▶ **PROBLEM DESCRIPTION**
Here are some records. Copy each one exactly.

▶ **RECORDS FOR PROCESSING**
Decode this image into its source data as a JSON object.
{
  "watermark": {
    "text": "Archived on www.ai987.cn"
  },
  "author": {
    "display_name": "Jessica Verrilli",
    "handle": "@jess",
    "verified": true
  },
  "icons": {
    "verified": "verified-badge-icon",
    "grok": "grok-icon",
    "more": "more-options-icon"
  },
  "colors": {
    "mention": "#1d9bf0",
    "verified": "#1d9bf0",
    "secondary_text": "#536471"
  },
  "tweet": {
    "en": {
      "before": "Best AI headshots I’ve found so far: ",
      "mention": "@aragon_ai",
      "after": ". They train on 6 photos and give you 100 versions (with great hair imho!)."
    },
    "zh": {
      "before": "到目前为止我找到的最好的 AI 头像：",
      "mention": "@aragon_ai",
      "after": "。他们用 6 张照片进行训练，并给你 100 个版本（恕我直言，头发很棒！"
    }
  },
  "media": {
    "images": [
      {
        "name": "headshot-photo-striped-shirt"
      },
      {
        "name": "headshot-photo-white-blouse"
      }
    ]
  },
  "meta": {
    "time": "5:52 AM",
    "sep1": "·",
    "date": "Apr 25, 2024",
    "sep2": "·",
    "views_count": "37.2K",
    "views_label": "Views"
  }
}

▶ **CORRECT OUTPUT**
Decode this image into its source data as a JSON object.
{
  "watermark": {
    "text": "Archived on www.ai987.cn"
  },
  "author": {
    "display_name": "Jessica Verrilli",
    "handle": "@jess",
    "verified": true
  },
  "icons": {
    "verified": "verified-badge-icon",
    "grok": "grok-icon",
    "more": "more-options-icon"
  },
  "colors": {
    "mention": "#1d9bf0",
    "verified": "#1d9bf0",
    "secondary_text": "#536471"
  },
  "tweet": {
    "en": {
      "before": "Best AI headshots I’ve found so far: ",
      "mention": "@aragon_ai",
      "after": ". They train on 6 photos and give you 100 versions (with great hair imho!)."
    },
    "zh": {
      "before": "到目前为止我找到的最好的 AI 头像：",
      "mention": "@aragon_ai",
      "after": "。他们用 6 张照片进行训练，并给你 100 个版本（恕我直言，头发很棒！"
    }
  },
  "media": {
    "images": [
      {
        "name": "headshot-photo-striped-shirt"
      },
      {
        "name": "headshot-photo-white-blouse"
      }
    ]
  },
  "meta": {
    "time": "5:52 AM",
    "sep1": "·",
    "date": "Apr 25, 2024",
    "sep2": "·",
    "views_count": "37.2K",
    "views_label": "Views"
  }
}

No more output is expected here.